▶ **STATED GOAL**
Pull out each line of the data that includes the word "légers".

Records:

══════

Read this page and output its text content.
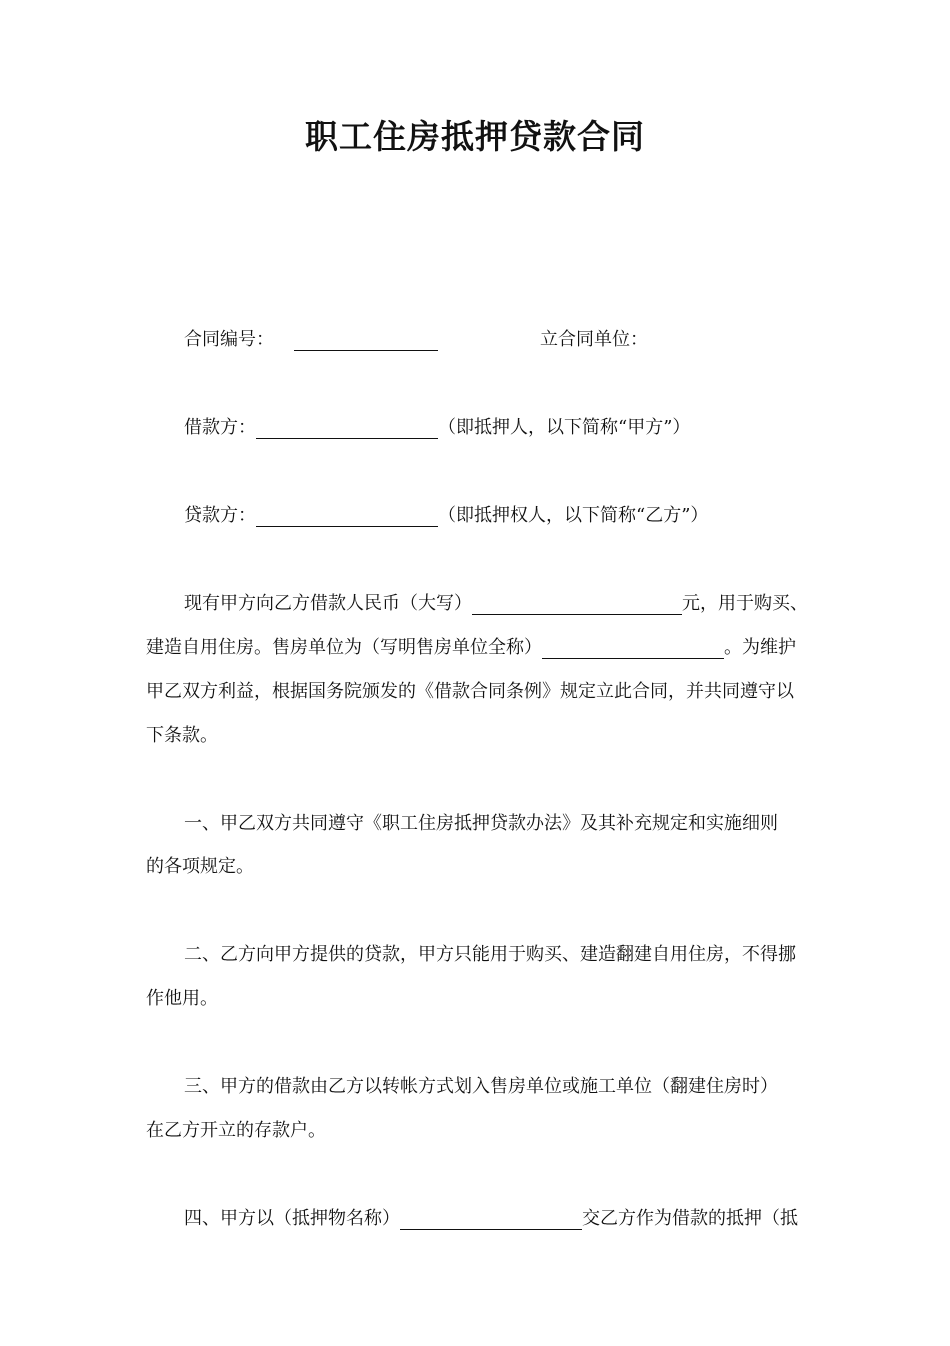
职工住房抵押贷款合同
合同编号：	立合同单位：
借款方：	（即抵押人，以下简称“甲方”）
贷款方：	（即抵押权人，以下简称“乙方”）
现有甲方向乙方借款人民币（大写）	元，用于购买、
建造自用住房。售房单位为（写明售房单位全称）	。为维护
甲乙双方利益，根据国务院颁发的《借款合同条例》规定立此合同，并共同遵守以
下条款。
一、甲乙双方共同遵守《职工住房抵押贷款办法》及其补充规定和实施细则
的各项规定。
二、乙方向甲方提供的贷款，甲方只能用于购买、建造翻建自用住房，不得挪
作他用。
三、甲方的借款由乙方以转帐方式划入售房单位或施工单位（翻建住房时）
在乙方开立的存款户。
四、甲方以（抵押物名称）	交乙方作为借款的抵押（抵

══════

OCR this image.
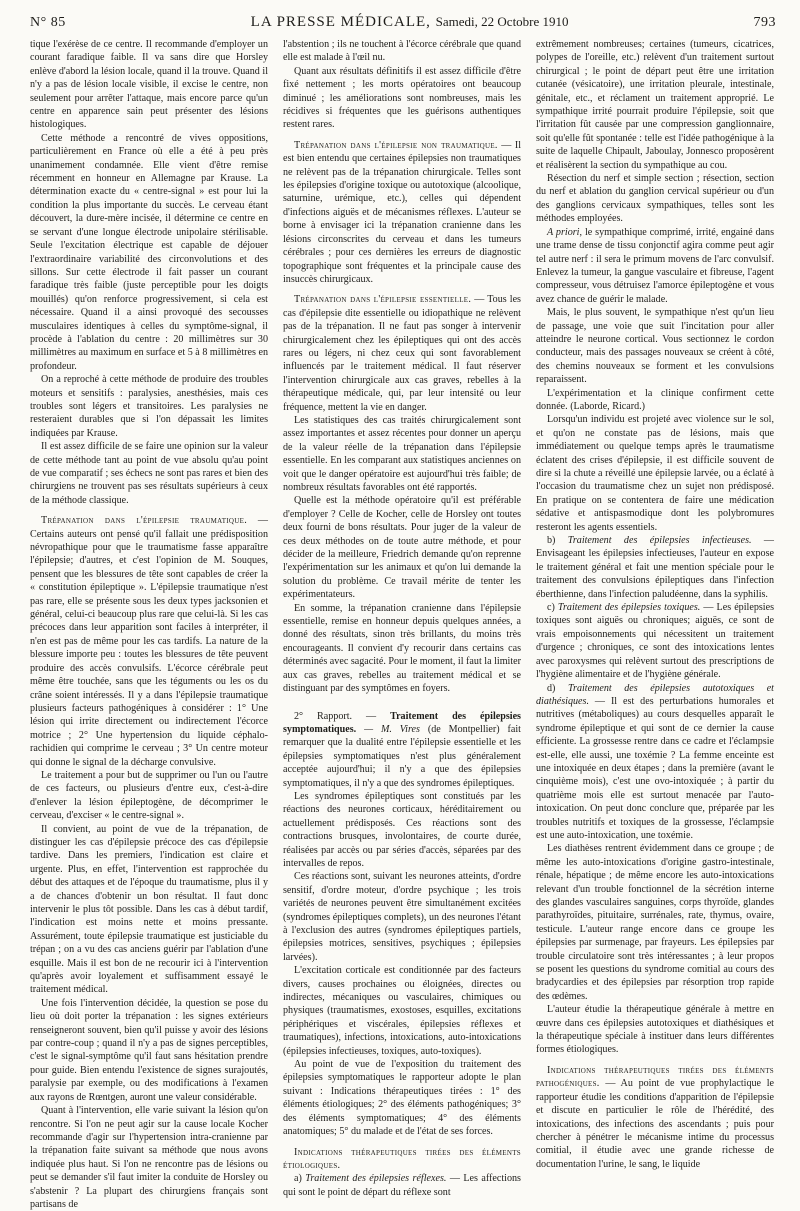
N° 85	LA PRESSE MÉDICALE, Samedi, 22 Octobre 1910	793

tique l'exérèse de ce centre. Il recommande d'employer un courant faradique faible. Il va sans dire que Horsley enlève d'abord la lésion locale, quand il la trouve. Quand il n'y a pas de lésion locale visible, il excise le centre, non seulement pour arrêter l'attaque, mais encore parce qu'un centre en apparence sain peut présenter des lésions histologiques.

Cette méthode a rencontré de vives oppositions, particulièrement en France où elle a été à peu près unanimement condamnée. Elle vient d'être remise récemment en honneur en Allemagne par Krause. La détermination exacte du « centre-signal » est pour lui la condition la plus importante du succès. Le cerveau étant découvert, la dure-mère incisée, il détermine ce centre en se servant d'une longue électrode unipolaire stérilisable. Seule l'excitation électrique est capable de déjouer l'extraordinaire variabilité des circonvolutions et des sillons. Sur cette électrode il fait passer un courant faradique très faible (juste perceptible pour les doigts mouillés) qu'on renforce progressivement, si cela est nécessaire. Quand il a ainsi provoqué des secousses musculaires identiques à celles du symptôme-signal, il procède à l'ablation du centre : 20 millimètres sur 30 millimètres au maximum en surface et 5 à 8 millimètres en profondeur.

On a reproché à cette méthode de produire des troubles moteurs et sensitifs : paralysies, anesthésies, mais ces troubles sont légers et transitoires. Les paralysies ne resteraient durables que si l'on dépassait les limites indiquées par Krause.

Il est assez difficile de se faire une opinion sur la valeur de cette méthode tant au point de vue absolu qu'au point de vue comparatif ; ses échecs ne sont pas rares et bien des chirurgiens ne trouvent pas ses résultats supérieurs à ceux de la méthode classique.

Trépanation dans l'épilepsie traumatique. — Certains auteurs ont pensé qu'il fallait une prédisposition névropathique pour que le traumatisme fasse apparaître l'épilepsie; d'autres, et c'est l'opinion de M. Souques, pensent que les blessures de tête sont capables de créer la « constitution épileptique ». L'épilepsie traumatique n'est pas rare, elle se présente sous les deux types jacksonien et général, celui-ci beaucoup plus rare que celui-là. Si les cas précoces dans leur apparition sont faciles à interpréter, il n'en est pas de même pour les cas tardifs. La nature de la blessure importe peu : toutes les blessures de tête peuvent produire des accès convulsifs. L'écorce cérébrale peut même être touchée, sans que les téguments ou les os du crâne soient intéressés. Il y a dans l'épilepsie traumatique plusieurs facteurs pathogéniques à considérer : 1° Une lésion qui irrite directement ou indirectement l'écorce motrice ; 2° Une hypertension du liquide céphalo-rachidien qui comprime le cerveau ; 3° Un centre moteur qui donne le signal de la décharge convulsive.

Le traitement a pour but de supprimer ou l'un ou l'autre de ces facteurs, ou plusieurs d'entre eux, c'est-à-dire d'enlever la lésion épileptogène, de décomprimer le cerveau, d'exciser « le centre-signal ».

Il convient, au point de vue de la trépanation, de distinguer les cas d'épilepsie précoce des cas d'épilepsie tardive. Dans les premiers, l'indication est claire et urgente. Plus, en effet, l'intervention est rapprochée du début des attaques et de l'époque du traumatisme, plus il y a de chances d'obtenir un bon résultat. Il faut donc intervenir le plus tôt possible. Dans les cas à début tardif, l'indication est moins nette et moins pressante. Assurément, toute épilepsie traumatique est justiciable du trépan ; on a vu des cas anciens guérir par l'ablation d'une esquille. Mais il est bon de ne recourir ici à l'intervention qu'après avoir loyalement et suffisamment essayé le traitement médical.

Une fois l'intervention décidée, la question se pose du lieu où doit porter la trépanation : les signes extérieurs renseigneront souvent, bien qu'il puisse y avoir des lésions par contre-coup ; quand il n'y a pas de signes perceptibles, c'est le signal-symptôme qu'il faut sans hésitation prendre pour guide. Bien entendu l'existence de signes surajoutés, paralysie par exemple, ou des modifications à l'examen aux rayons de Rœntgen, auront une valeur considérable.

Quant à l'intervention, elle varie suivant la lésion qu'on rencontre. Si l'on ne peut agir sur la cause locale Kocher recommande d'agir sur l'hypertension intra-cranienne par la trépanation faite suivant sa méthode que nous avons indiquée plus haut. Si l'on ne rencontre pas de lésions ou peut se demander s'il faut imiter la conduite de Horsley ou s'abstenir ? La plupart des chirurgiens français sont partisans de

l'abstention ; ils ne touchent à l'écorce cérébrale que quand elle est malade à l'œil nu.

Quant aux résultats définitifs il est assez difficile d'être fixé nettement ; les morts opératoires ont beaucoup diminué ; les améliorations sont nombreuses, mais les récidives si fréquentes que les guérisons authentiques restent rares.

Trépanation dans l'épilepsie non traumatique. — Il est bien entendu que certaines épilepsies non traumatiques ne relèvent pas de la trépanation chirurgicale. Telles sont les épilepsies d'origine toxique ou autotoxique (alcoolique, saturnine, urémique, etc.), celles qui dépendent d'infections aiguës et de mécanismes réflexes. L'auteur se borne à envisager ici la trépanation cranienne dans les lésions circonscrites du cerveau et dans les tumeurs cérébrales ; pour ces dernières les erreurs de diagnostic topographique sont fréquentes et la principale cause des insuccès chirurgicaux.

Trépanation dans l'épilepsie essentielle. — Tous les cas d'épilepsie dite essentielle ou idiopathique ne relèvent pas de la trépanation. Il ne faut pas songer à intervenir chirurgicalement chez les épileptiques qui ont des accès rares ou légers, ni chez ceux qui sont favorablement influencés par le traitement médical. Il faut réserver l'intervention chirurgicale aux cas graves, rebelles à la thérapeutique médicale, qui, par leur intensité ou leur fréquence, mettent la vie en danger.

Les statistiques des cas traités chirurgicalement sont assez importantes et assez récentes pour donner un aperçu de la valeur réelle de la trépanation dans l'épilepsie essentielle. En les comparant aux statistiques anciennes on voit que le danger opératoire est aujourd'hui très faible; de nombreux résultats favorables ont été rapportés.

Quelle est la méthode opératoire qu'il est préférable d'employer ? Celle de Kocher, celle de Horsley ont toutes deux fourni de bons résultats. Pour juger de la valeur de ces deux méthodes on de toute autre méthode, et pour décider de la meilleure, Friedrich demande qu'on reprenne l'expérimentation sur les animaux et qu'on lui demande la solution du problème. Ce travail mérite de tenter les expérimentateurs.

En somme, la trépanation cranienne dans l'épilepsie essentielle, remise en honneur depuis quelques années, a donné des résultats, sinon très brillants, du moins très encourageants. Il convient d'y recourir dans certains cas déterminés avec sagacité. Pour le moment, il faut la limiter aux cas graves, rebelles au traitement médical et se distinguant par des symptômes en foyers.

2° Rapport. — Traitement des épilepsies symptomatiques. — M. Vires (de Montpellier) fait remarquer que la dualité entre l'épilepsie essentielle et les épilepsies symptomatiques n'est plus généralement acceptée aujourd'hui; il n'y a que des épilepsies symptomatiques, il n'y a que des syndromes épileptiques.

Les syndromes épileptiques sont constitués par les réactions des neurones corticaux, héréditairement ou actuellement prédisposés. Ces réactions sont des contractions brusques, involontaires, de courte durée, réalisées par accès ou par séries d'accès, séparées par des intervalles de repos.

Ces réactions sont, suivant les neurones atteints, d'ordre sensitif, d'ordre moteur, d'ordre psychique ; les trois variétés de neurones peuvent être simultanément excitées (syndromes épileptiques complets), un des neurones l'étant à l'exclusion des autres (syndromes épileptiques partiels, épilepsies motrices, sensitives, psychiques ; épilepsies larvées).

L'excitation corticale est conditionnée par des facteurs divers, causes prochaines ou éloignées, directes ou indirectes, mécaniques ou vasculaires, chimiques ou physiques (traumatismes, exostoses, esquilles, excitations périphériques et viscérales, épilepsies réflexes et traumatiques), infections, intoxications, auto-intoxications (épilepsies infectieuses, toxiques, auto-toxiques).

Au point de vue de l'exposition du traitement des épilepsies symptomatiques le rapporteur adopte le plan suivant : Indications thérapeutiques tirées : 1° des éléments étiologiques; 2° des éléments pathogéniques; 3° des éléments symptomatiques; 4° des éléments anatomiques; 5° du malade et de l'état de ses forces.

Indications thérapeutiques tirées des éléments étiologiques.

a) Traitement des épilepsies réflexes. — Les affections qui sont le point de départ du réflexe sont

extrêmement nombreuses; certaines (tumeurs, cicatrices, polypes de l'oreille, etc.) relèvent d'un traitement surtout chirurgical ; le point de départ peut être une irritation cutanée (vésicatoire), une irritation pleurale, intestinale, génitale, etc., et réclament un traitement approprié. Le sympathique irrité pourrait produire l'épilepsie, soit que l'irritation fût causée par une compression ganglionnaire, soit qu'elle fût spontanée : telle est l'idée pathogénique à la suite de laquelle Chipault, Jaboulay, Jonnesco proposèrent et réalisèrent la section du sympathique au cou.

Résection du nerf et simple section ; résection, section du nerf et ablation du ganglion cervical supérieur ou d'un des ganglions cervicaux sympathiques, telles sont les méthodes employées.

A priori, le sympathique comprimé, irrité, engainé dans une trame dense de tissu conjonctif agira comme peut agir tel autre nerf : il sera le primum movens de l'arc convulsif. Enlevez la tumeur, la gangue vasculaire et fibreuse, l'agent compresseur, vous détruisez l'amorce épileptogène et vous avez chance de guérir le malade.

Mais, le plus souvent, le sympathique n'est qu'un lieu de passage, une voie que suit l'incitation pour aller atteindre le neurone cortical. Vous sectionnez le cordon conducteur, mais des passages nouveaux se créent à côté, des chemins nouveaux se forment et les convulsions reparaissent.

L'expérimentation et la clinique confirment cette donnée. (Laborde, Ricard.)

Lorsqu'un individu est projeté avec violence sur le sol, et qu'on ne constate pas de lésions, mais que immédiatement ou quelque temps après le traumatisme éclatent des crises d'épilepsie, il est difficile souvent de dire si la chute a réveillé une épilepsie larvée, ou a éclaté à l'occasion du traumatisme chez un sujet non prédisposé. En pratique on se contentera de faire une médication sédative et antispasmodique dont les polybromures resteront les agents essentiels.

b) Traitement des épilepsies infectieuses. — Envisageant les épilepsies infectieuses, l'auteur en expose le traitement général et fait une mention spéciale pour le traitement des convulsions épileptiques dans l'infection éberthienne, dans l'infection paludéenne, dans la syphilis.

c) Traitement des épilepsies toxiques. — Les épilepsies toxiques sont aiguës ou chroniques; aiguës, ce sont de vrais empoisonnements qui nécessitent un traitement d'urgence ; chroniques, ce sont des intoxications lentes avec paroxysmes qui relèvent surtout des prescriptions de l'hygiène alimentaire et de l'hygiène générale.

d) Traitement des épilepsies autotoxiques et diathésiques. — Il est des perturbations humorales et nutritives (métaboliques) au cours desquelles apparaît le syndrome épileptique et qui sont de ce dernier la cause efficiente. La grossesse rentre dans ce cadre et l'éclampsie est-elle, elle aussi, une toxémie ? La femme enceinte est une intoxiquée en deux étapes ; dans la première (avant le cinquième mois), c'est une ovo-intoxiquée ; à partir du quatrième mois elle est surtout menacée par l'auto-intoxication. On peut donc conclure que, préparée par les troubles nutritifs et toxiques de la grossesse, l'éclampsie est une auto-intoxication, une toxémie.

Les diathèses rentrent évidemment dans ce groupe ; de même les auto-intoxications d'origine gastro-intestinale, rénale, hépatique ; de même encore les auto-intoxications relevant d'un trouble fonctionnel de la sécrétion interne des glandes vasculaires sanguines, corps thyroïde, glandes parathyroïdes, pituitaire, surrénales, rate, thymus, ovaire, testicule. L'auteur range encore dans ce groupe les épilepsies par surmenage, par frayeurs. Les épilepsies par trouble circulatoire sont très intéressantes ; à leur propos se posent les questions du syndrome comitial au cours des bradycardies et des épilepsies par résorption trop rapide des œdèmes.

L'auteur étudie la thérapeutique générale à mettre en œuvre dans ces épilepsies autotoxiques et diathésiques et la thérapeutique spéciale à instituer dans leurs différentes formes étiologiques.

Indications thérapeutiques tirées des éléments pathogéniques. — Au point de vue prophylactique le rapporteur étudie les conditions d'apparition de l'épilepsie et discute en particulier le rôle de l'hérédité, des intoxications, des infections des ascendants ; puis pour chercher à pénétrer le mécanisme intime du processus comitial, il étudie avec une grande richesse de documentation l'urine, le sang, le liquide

══════

▶ **FINAL RESULT**
On a reproché à cette méthode de produire des troubles moteurs et sensitifs : paralysies, anesthésies, mais ces troubles sont légers et transitoires. Les paralysies ne resteraient durables que si l'on dépassait les limites indiquées par Krause.
Trépanation dans l'épilepsie essentielle. — Tous les cas d'épilepsie dite essentielle ou idiopathique ne relèvent pas de la trépanation. Il ne faut pas songer à intervenir chirurgicalement chez les épileptiques qui ont des accès rares ou légers, ni chez ceux qui sont favorablement influencés par le traitement médical. Il faut réserver l'intervention chirurgicale aux cas graves, rebelles à la thérapeutique médicale, qui, par leur intensité ou leur fréquence, mettent la vie en danger.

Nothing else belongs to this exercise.